TASK GOAL: Lines that contain the string "text" are to be copied; leave out all others.

DATA SHOWN:
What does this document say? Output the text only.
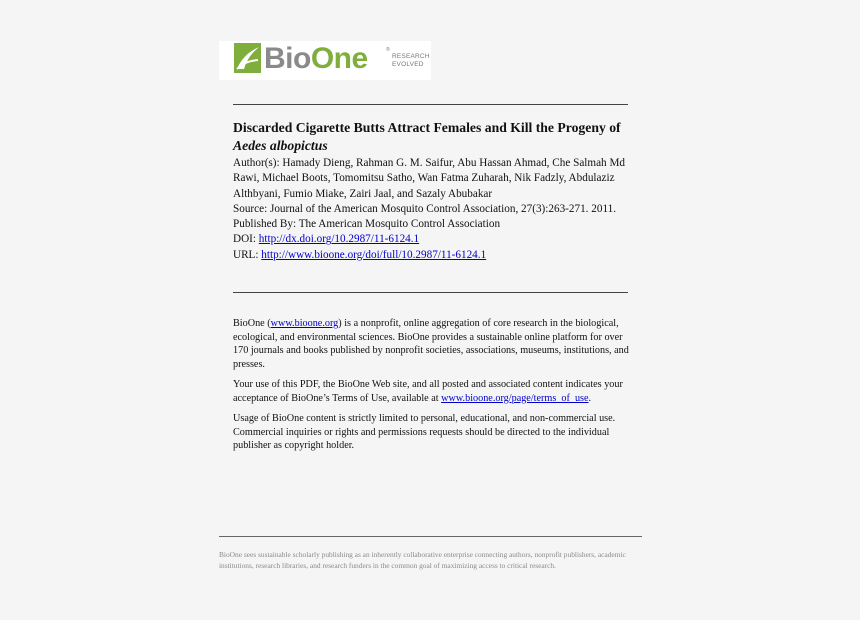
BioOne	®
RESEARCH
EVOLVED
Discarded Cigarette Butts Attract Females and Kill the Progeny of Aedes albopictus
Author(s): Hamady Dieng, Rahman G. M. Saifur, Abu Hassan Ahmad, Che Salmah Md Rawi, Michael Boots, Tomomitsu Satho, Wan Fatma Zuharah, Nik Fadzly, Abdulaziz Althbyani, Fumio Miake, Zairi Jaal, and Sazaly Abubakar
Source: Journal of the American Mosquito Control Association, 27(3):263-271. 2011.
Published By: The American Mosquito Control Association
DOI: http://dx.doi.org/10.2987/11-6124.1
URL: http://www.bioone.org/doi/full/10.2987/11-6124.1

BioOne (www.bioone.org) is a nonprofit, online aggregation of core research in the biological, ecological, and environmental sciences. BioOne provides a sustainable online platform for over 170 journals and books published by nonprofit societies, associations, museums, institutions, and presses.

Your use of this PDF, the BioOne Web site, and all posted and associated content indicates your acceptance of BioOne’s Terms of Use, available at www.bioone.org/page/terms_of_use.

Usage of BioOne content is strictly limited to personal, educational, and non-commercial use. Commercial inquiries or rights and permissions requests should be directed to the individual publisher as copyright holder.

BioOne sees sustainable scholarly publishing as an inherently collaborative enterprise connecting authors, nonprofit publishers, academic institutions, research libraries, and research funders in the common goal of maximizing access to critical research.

==

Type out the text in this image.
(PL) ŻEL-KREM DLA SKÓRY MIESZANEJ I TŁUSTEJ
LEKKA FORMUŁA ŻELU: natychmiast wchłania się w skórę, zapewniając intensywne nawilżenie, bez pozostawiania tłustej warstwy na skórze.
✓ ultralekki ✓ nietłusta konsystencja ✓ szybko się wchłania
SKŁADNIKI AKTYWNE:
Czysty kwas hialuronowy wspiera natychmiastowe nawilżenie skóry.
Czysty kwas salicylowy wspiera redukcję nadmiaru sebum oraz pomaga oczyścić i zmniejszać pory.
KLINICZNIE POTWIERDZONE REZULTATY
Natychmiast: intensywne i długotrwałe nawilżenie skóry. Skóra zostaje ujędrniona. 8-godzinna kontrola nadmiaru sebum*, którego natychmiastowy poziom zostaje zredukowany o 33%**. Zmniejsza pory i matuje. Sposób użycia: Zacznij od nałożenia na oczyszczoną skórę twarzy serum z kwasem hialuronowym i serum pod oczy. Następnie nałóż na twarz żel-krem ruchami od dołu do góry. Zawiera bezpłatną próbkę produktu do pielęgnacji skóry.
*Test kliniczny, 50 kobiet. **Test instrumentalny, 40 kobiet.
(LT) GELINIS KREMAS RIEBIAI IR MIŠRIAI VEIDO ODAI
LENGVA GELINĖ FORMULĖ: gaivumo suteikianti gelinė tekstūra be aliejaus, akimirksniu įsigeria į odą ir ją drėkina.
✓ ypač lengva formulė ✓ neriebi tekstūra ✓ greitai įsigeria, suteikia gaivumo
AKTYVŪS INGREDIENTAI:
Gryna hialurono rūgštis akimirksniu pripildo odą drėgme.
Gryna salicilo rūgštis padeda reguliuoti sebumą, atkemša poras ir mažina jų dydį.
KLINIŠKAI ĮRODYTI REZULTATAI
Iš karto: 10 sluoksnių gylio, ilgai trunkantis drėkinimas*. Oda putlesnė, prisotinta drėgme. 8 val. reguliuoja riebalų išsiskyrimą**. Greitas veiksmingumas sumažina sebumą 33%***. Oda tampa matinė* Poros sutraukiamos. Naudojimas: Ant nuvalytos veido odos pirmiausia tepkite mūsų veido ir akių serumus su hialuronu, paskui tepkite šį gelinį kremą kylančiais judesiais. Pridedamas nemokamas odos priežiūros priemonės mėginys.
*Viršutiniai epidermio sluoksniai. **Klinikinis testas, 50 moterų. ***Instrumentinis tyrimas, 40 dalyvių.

SOLUTION TO THIS PROBLEM:
What does this document say? Output the text only.
Type out the text in this image.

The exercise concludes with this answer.